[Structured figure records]
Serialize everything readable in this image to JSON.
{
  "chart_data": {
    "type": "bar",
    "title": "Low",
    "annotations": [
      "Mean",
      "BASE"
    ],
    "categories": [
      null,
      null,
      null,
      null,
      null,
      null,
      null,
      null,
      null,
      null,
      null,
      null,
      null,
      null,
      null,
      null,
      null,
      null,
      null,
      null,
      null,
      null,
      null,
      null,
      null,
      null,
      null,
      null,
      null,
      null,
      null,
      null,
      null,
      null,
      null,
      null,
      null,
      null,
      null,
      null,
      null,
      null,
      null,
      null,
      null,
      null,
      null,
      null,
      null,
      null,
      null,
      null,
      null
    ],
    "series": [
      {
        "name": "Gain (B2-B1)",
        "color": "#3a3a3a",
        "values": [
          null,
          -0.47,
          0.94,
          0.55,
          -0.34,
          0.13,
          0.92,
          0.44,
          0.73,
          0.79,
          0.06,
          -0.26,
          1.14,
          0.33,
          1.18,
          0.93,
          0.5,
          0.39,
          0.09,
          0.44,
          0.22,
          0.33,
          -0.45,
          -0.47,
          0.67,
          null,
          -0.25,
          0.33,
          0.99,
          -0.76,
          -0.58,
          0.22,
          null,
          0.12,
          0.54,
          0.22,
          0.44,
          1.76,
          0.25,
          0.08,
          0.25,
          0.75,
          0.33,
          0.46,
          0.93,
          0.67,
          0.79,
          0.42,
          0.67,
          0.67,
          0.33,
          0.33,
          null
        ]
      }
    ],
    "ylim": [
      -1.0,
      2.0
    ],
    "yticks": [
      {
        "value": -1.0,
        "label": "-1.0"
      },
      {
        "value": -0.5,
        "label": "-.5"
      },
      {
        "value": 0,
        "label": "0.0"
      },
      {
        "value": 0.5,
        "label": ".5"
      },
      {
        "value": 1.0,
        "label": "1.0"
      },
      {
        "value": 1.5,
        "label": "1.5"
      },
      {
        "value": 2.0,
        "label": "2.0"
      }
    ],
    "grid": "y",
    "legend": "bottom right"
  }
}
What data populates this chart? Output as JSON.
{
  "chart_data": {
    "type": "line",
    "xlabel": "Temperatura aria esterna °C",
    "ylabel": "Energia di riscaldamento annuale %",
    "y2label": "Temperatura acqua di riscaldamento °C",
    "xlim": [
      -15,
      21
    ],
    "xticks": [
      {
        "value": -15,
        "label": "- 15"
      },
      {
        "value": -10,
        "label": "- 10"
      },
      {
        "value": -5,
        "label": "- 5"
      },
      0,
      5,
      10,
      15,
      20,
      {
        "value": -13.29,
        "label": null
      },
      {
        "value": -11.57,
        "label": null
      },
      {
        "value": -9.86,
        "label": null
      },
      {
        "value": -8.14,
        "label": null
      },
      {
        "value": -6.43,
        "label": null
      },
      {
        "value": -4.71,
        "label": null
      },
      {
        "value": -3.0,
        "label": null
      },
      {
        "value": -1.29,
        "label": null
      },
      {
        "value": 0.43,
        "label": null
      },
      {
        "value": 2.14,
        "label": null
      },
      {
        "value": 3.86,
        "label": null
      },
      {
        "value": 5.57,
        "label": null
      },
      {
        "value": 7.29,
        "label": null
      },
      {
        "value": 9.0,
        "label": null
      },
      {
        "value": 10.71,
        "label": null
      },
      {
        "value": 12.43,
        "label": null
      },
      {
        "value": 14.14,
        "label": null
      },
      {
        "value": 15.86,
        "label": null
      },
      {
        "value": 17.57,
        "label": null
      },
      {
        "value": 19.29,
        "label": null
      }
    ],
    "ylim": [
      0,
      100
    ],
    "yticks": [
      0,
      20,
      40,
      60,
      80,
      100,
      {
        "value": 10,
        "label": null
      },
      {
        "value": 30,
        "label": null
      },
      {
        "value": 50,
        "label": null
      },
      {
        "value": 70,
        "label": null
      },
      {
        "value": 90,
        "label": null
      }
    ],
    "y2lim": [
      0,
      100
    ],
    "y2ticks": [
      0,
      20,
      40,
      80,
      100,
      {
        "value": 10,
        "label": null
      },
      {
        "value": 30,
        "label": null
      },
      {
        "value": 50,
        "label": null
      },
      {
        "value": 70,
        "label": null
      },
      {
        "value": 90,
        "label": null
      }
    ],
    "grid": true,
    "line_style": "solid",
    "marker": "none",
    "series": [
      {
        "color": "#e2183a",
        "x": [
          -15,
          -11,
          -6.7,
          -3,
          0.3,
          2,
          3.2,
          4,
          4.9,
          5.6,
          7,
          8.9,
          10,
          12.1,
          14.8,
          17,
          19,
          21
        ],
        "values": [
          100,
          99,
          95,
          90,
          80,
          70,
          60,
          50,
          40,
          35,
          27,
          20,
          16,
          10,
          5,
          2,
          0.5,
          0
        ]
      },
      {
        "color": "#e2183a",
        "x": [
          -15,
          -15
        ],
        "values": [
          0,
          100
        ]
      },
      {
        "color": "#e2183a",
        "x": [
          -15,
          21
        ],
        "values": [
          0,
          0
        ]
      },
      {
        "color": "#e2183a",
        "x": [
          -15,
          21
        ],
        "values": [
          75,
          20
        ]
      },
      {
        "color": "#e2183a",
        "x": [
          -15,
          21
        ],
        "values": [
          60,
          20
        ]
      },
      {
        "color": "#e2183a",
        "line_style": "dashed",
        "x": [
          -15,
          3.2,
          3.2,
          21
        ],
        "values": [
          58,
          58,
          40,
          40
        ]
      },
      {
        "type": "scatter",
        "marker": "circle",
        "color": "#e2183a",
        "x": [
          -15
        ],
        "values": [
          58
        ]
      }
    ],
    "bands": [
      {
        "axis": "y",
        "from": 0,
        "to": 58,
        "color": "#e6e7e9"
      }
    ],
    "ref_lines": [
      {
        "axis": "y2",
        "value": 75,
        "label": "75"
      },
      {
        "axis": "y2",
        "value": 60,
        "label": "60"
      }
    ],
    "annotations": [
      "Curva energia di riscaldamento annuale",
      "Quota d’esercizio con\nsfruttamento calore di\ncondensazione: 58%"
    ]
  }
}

WHAT YOU HAVE TO DO: Search the preceding listing for "this" and extract every line where it is found.

EXERCISE SOLUTION:
Serialize everything readable in this image to JSON.
What data populates this chart? Output as JSON.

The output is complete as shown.